> [OBJECTIVE] Copy out exactly the lines running from the one with "Enumerate this screenshot's" through the final line, both ends included, and nothing else. Pictures stay out of the copy.

[Extracted data entries]
====
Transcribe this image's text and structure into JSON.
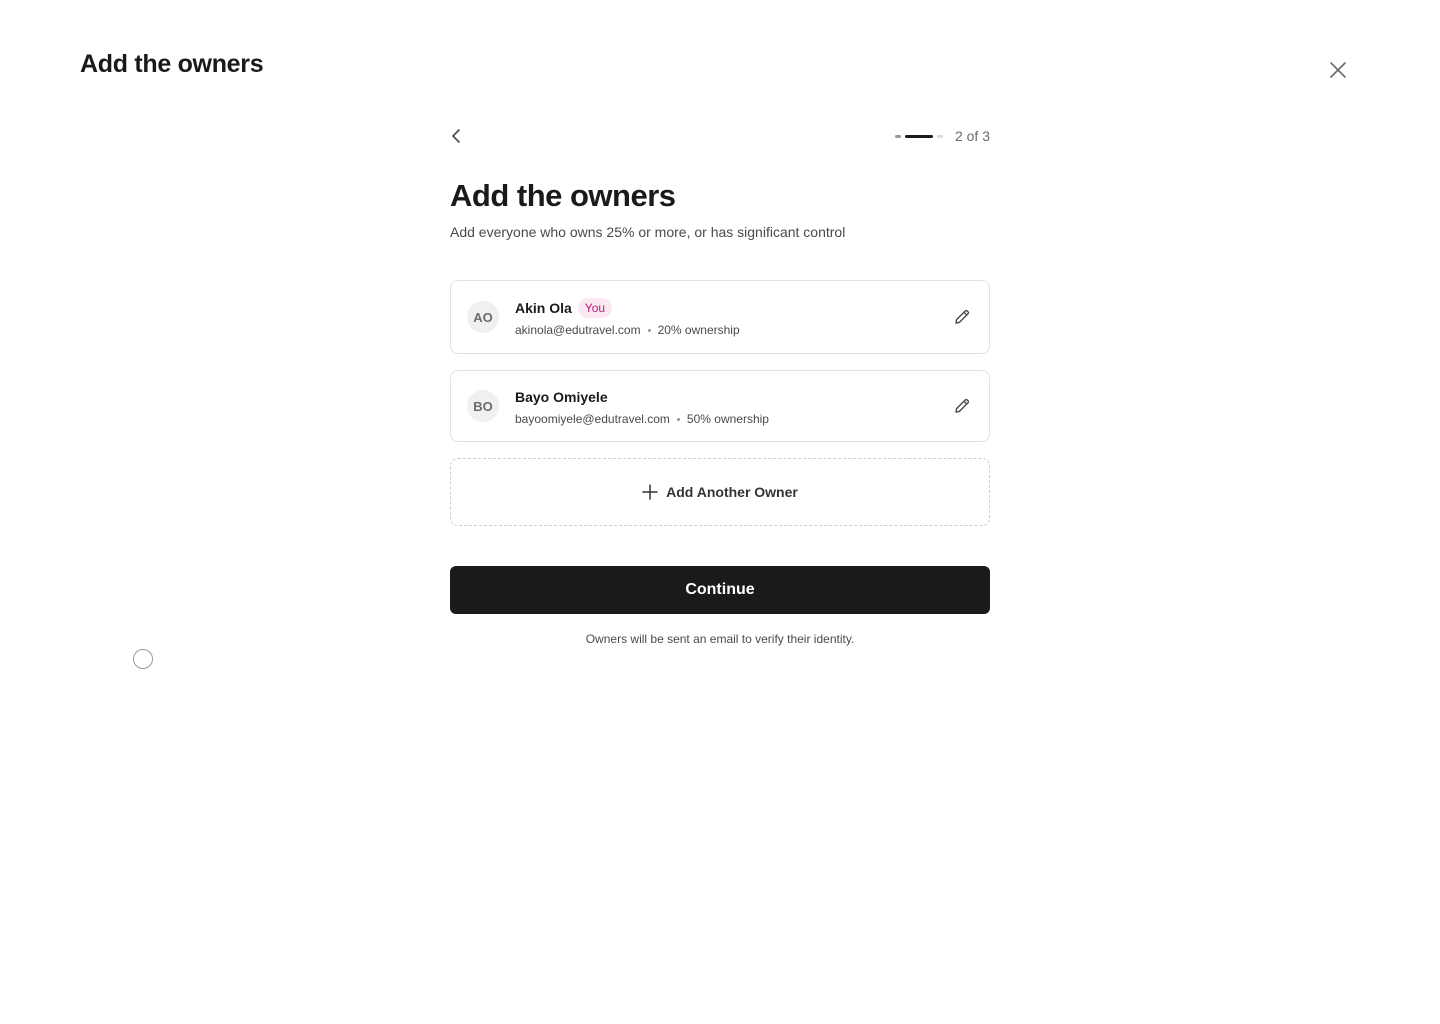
{
  "header": {
    "title": "Add the owners"
  },
  "icons": {
    "close": "close-icon",
    "back": "chevron-left-icon",
    "edit": "pencil-icon",
    "add": "plus-icon"
  },
  "stepper": {
    "current": 2,
    "total": 3,
    "label": "2 of 3"
  },
  "main": {
    "title": "Add the owners",
    "subtitle": "Add everyone who owns 25% or more, or has significant control"
  },
  "owners": [
    {
      "initials": "AO",
      "name": "Akin Ola",
      "badge": "You",
      "email": "akinola@edutravel.com",
      "ownership": "20% ownership"
    },
    {
      "initials": "BO",
      "name": "Bayo Omiyele",
      "email": "bayoomiyele@edutravel.com",
      "ownership": "50% ownership"
    }
  ],
  "add_owner": {
    "label": "Add Another Owner"
  },
  "continue": {
    "label": "Continue"
  },
  "footnote": "Owners will be sent an email to verify their identity.",
  "colors": {
    "primary": "#1a1a1a",
    "badge_text": "#c2187a",
    "badge_bg": "#fce8f3",
    "border": "#e2e2e2"
  }
}
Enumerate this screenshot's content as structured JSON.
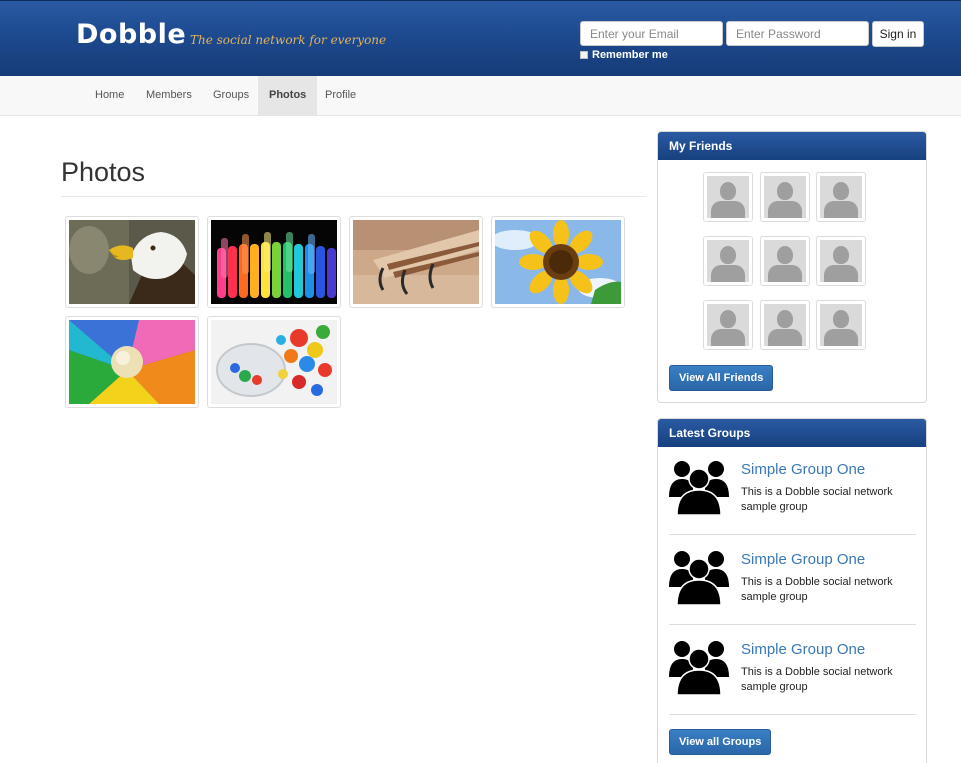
{
  "header": {
    "logo": "Dobble",
    "tagline": "The social network for everyone",
    "email_placeholder": "Enter your Email",
    "password_placeholder": "Enter Password",
    "signin_label": "Sign in",
    "remember_label": "Remember me",
    "brand_color": "#1d4a8f"
  },
  "nav": {
    "items": [
      {
        "label": "Home"
      },
      {
        "label": "Members"
      },
      {
        "label": "Groups"
      },
      {
        "label": "Photos",
        "active": true
      },
      {
        "label": "Profile"
      }
    ]
  },
  "main": {
    "title": "Photos",
    "photos": [
      {
        "subject": "bald eagle"
      },
      {
        "subject": "rainbow test tubes"
      },
      {
        "subject": "park bench"
      },
      {
        "subject": "sunflower"
      },
      {
        "subject": "rainbow pinwheel with ball"
      },
      {
        "subject": "colorful marbles in jar"
      }
    ]
  },
  "friends_panel": {
    "title": "My Friends",
    "friend_count": 9,
    "button_label": "View All Friends"
  },
  "groups_panel": {
    "title": "Latest Groups",
    "groups": [
      {
        "name": "Simple Group One",
        "description": "This is a Dobble social network sample group"
      },
      {
        "name": "Simple Group One",
        "description": "This is a Dobble social network sample group"
      },
      {
        "name": "Simple Group One",
        "description": "This is a Dobble social network sample group"
      }
    ],
    "button_label": "View all Groups"
  }
}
====
> [TASK ANSWER]
Enumerate this screenshot's content as structured JSON.
{
  "header": {
    "logo": "Dobble",
    "tagline": "The social network for everyone",
    "email_placeholder": "Enter your Email",
    "password_placeholder": "Enter Password",
    "signin_label": "Sign in",
    "remember_label": "Remember me",
    "brand_color": "#1d4a8f"
  },
  "nav": {
    "items": [
      {
        "label": "Home"
      },
      {
        "label": "Members"
      },
      {
        "label": "Groups"
      },
      {
        "label": "Photos",
        "active": true
      },
      {
        "label": "Profile"
      }
    ]
  },
  "main": {
    "title": "Photos",
    "photos": [
      {
        "subject": "bald eagle"
      },
      {
        "subject": "rainbow test tubes"
      },
      {
        "subject": "park bench"
      },
      {
        "subject": "sunflower"
      },
      {
        "subject": "rainbow pinwheel with ball"
      },
      {
        "subject": "colorful marbles in jar"
      }
    ]
  },
  "friends_panel": {
    "title": "My Friends",
    "friend_count": 9,
    "button_label": "View All Friends"
  },
  "groups_panel": {
    "title": "Latest Groups",
    "groups": [
      {
        "name": "Simple Group One",
        "description": "This is a Dobble social network sample group"
      },
      {
        "name": "Simple Group One",
        "description": "This is a Dobble social network sample group"
      },
      {
        "name": "Simple Group One",
        "description": "This is a Dobble social network sample group"
      }
    ],
    "button_label": "View all Groups"
  }
}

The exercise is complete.